What the exercise asks: Find the string "CMYK" in the records. Copy every line it appears in.

Rows:
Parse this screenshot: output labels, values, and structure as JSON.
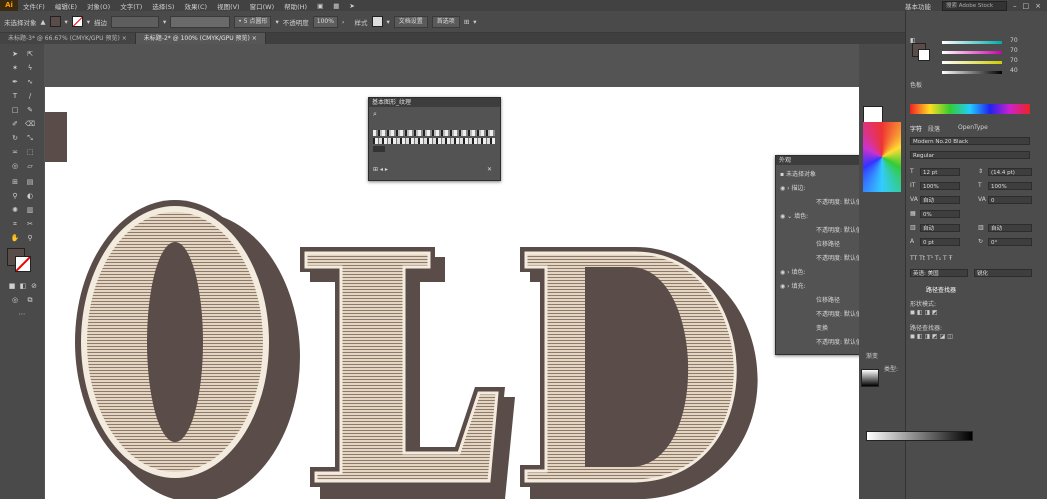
{
  "menubar": {
    "logo": "Ai",
    "items": [
      "文件(F)",
      "编辑(E)",
      "对象(O)",
      "文字(T)",
      "选择(S)",
      "效果(C)",
      "视图(V)",
      "窗口(W)",
      "帮助(H)"
    ],
    "workspace": "基本功能",
    "search_placeholder": "搜索 Adobe Stock"
  },
  "controlbar": {
    "selection_label": "未选择对象",
    "stroke_label": "描边",
    "brush_value": "5 点圆形",
    "opacity_label": "不透明度",
    "opacity_value": "100%",
    "style_label": "样式",
    "doc_setup": "文档设置",
    "preferences": "首选项"
  },
  "tabs": [
    {
      "label": "未标题-3* @ 66.67% (CMYK/GPU 预览)",
      "close": "×"
    },
    {
      "label": "未标题-2* @ 100% (CMYK/GPU 预览)",
      "close": "×"
    }
  ],
  "swatch_panel": {
    "title": "基本图形_纹理",
    "search_icon": "⌕"
  },
  "appearance_panel": {
    "title": "外观",
    "rows": [
      "未选择对象",
      "描边:",
      "不透明度: 默认值",
      "填色:",
      "不透明度: 默认值",
      "位移路径",
      "不透明度: 默认值",
      "填色:",
      "填充:",
      "位移路径",
      "不透明度: 默认值",
      "变换",
      "不透明度: 默认值",
      "不透明度: 默认值"
    ],
    "fx": "fx"
  },
  "right_dock": {
    "color": {
      "values": [
        "70",
        "70",
        "70",
        "40"
      ],
      "title": "色板"
    },
    "character_tabs": [
      "字符",
      "段落",
      "OpenType"
    ],
    "font_family": "Modern No.20 Black",
    "font_style": "Regular",
    "size": "12 pt",
    "leading": "(14.4 pt)",
    "scale_h": "100%",
    "scale_v": "100%",
    "tracking": "自动",
    "kerning": "0",
    "baseline": "0%",
    "shift": "0 pt",
    "rotate": "0°",
    "auto1": "自动",
    "auto2": "自动",
    "lang": "英语: 美国",
    "aa": "锐化",
    "pathfinder_title": "路径查找器",
    "shape_modes": "形状模式:",
    "pathfinders": "路径查找器:",
    "gradient_title": "渐变",
    "gradient_type": "类型:"
  },
  "artwork": {
    "text": "OLD",
    "colors": {
      "fill": "#e6d5be",
      "shadow": "#5a4c48",
      "stripe": "#8a7a72"
    }
  }
}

Task solution:
      "label": "未标题-3* @ 66.67% (CMYK/GPU 预览)",
      "label": "未标题-2* @ 100% (CMYK/GPU 预览)",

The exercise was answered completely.